━━━━━ Record set

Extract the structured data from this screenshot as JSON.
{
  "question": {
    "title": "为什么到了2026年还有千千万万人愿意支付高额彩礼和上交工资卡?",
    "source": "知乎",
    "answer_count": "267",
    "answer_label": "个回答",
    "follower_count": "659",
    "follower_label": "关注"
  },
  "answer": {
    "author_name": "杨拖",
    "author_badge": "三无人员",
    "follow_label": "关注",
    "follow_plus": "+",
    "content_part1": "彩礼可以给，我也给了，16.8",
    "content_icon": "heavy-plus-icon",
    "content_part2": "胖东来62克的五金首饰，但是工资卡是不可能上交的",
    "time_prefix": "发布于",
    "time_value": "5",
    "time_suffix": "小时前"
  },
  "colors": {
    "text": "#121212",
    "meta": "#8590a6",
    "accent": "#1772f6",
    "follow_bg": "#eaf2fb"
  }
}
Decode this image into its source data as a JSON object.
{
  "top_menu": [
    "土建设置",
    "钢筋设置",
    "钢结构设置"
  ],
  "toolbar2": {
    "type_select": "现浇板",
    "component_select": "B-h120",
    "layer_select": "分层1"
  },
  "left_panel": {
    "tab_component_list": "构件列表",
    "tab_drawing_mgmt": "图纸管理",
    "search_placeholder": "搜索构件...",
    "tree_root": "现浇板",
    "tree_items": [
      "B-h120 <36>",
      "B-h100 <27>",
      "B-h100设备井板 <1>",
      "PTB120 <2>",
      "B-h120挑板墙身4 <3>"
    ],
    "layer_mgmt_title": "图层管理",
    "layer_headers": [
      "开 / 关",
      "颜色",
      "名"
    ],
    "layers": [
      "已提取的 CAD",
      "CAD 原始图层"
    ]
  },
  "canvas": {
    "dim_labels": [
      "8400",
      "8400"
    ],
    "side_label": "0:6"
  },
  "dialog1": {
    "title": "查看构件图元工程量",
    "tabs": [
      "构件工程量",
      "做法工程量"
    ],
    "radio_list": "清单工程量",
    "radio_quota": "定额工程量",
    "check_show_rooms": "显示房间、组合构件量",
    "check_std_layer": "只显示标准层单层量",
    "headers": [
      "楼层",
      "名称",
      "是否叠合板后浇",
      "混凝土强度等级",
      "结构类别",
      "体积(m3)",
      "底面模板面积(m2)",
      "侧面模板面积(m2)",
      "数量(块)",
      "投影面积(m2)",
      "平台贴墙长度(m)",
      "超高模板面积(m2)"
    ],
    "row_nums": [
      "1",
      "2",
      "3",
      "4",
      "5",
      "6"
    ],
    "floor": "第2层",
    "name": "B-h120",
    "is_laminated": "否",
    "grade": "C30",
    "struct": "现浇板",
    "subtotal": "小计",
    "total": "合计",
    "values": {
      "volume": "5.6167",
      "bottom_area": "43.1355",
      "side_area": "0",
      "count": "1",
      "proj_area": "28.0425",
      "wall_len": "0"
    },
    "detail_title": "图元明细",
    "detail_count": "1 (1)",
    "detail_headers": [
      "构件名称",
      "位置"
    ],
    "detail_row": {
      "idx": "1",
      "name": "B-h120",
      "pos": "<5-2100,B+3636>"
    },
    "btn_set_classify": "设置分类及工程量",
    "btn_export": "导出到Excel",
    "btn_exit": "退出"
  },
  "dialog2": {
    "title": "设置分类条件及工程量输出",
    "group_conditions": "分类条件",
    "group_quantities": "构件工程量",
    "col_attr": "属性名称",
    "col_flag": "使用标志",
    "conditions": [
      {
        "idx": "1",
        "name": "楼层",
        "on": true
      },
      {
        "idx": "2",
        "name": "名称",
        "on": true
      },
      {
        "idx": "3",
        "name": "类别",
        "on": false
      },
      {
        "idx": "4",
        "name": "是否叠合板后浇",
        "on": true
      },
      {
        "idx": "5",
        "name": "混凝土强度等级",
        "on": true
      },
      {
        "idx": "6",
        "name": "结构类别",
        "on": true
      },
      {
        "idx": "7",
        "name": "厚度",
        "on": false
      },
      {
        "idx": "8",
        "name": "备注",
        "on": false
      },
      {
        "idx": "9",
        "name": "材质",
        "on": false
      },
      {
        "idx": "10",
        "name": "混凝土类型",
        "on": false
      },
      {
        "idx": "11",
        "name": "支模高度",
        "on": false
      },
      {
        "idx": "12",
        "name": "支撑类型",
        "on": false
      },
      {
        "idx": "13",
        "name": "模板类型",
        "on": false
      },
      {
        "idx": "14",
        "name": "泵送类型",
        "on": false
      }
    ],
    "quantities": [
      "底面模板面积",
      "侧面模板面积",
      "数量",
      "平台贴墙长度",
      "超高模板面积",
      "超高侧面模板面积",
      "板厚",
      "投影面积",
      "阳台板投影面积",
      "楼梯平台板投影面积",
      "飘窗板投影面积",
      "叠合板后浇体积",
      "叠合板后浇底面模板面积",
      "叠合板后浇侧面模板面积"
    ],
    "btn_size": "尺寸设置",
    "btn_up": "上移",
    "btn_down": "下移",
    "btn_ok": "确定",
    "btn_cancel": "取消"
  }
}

━━━━━━━━━━

* **Work to be completed**
Give all the records again. Match them exactly.

* **Answer below**
Extract the structured data from this screenshot as JSON.
{
  "question": {
    "title": "为什么到了2026年还有千千万万人愿意支付高额彩礼和上交工资卡?",
    "source": "知乎",
    "answer_count": "267",
    "answer_label": "个回答",
    "follower_count": "659",
    "follower_label": "关注"
  },
  "answer": {
    "author_name": "杨拖",
    "author_badge": "三无人员",
    "follow_label": "关注",
    "follow_plus": "+",
    "content_part1": "彩礼可以给，我也给了，16.8",
    "content_icon": "heavy-plus-icon",
    "content_part2": "胖东来62克的五金首饰，但是工资卡是不可能上交的",
    "time_prefix": "发布于",
    "time_value": "5",
    "time_suffix": "小时前"
  },
  "colors": {
    "text": "#121212",
    "meta": "#8590a6",
    "accent": "#1772f6",
    "follow_bg": "#eaf2fb"
  }
}
Decode this image into its source data as a JSON object.
{
  "top_menu": [
    "土建设置",
    "钢筋设置",
    "钢结构设置"
  ],
  "toolbar2": {
    "type_select": "现浇板",
    "component_select": "B-h120",
    "layer_select": "分层1"
  },
  "left_panel": {
    "tab_component_list": "构件列表",
    "tab_drawing_mgmt": "图纸管理",
    "search_placeholder": "搜索构件...",
    "tree_root": "现浇板",
    "tree_items": [
      "B-h120 <36>",
      "B-h100 <27>",
      "B-h100设备井板 <1>",
      "PTB120 <2>",
      "B-h120挑板墙身4 <3>"
    ],
    "layer_mgmt_title": "图层管理",
    "layer_headers": [
      "开 / 关",
      "颜色",
      "名"
    ],
    "layers": [
      "已提取的 CAD",
      "CAD 原始图层"
    ]
  },
  "canvas": {
    "dim_labels": [
      "8400",
      "8400"
    ],
    "side_label": "0:6"
  },
  "dialog1": {
    "title": "查看构件图元工程量",
    "tabs": [
      "构件工程量",
      "做法工程量"
    ],
    "radio_list": "清单工程量",
    "radio_quota": "定额工程量",
    "check_show_rooms": "显示房间、组合构件量",
    "check_std_layer": "只显示标准层单层量",
    "headers": [
      "楼层",
      "名称",
      "是否叠合板后浇",
      "混凝土强度等级",
      "结构类别",
      "体积(m3)",
      "底面模板面积(m2)",
      "侧面模板面积(m2)",
      "数量(块)",
      "投影面积(m2)",
      "平台贴墙长度(m)",
      "超高模板面积(m2)"
    ],
    "row_nums": [
      "1",
      "2",
      "3",
      "4",
      "5",
      "6"
    ],
    "floor": "第2层",
    "name": "B-h120",
    "is_laminated": "否",
    "grade": "C30",
    "struct": "现浇板",
    "subtotal": "小计",
    "total": "合计",
    "values": {
      "volume": "5.6167",
      "bottom_area": "43.1355",
      "side_area": "0",
      "count": "1",
      "proj_area": "28.0425",
      "wall_len": "0"
    },
    "detail_title": "图元明细",
    "detail_count": "1 (1)",
    "detail_headers": [
      "构件名称",
      "位置"
    ],
    "detail_row": {
      "idx": "1",
      "name": "B-h120",
      "pos": "<5-2100,B+3636>"
    },
    "btn_set_classify": "设置分类及工程量",
    "btn_export": "导出到Excel",
    "btn_exit": "退出"
  },
  "dialog2": {
    "title": "设置分类条件及工程量输出",
    "group_conditions": "分类条件",
    "group_quantities": "构件工程量",
    "col_attr": "属性名称",
    "col_flag": "使用标志",
    "conditions": [
      {
        "idx": "1",
        "name": "楼层",
        "on": true
      },
      {
        "idx": "2",
        "name": "名称",
        "on": true
      },
      {
        "idx": "3",
        "name": "类别",
        "on": false
      },
      {
        "idx": "4",
        "name": "是否叠合板后浇",
        "on": true
      },
      {
        "idx": "5",
        "name": "混凝土强度等级",
        "on": true
      },
      {
        "idx": "6",
        "name": "结构类别",
        "on": true
      },
      {
        "idx": "7",
        "name": "厚度",
        "on": false
      },
      {
        "idx": "8",
        "name": "备注",
        "on": false
      },
      {
        "idx": "9",
        "name": "材质",
        "on": false
      },
      {
        "idx": "10",
        "name": "混凝土类型",
        "on": false
      },
      {
        "idx": "11",
        "name": "支模高度",
        "on": false
      },
      {
        "idx": "12",
        "name": "支撑类型",
        "on": false
      },
      {
        "idx": "13",
        "name": "模板类型",
        "on": false
      },
      {
        "idx": "14",
        "name": "泵送类型",
        "on": false
      }
    ],
    "quantities": [
      "底面模板面积",
      "侧面模板面积",
      "数量",
      "平台贴墙长度",
      "超高模板面积",
      "超高侧面模板面积",
      "板厚",
      "投影面积",
      "阳台板投影面积",
      "楼梯平台板投影面积",
      "飘窗板投影面积",
      "叠合板后浇体积",
      "叠合板后浇底面模板面积",
      "叠合板后浇侧面模板面积"
    ],
    "btn_size": "尺寸设置",
    "btn_up": "上移",
    "btn_down": "下移",
    "btn_ok": "确定",
    "btn_cancel": "取消"
  }
}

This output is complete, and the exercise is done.